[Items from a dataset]
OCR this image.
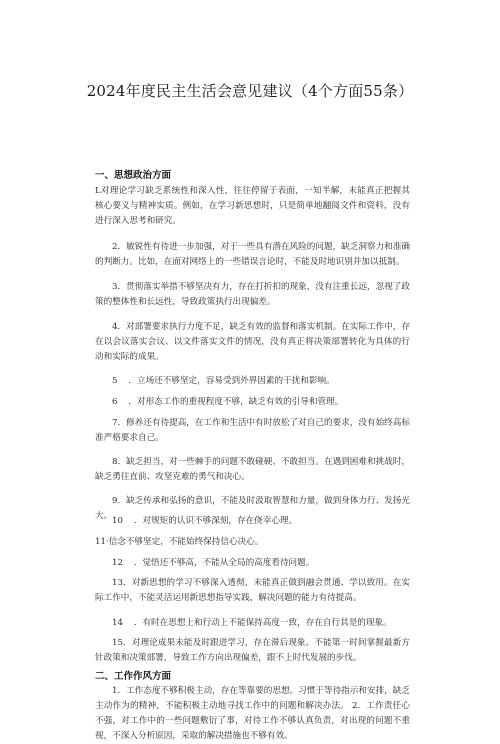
2024年度民主生活会意见建议（4个方面55条）
一、思想政治方面

L对理论学习缺乏系统性和深入性，往往停留于表面，一知半解，未能真正把握其核心要义与精神实质。例如，在学习新思想时，只是简单地翻阅文件和资料，没有进行深入思考和研究。

2．敏锐性有待进一步加强，对于一些具有潜在风险的问题，缺乏洞察力和准确的判断力。比如，在面对网络上的一些错误言论时，不能及时地识别并加以抵制。

3．贯彻落实举措不够坚决有力，存在打折扣的现象，没有注重长远，忽视了政策的整体性和长远性，导致政策执行出现偏差。

4．对部署要求执行力度不足，缺乏有效的监督和落实机制。在实际工作中，存在以会议落实会议、以文件落实文件的情况，没有真正将决策部署转化为具体的行动和实际的成果。

5    ．立场还不够坚定，容易受到外界因素的干扰和影响。

6    ．对形态工作的重视程度不够，缺乏有效的引导和管理。

7．修养还有待提高，在工作和生活中有时放松了对自己的要求，没有始终高标准严格要求自己。

8．缺乏担当，对一些棘手的问题不敢碰硬、不敢担当。在遇到困难和挑战时，缺乏勇往直前、攻坚克难的勇气和决心。

9．缺乏传承和弘扬的意识，不能及时汲取智慧和力量，做到身体力行、发扬光大。 10    ．对规矩的认识不够深刻，存在侥幸心理。

11·信念不够坚定，不能始终保持信心决心。

12    ．觉悟还不够高，不能从全局的高度看待问题。

13．对新思想的学习不够深入透彻，未能真正做到融会贯通、学以致用。在实际工作中，不能灵活运用新思想指导实践，解决问题的能力有待提高。

14    ．有时在思想上和行动上不能保持高度一致，存在自行其是的现象。

15．对理论成果未能及时跟进学习，存在滞后现象。不能第一时间掌握最新方针政策和决策部署，导致工作方向出现偏差，跟不上时代发展的步伐。

二、工作作风方面

1．工作态度不够积极主动，存在等靠要的思想。习惯于等待指示和安排，缺乏主动作为的精神，不能积极主动地寻找工作中的问题和解决办法。 2．工作责任心不强，对工作中的一些问题敷衍了事，对待工作不够认真负责，对出现的问题不重视，不深入分析原因，采取的解决措施也不够有效。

EXERCISE GOAL
Look for the word "在实际工作中" and return every line where it occurs.

FULL SOLUTION
4．对部署要求执行力度不足，缺乏有效的监督和落实机制。在实际工作中，存在以会议落实会议、以文件落实文件的情况，没有真正将决策部署转化为具体的行动和实际的成果。
13．对新思想的学习不够深入透彻，未能真正做到融会贯通、学以致用。在实际工作中，不能灵活运用新思想指导实践，解决问题的能力有待提高。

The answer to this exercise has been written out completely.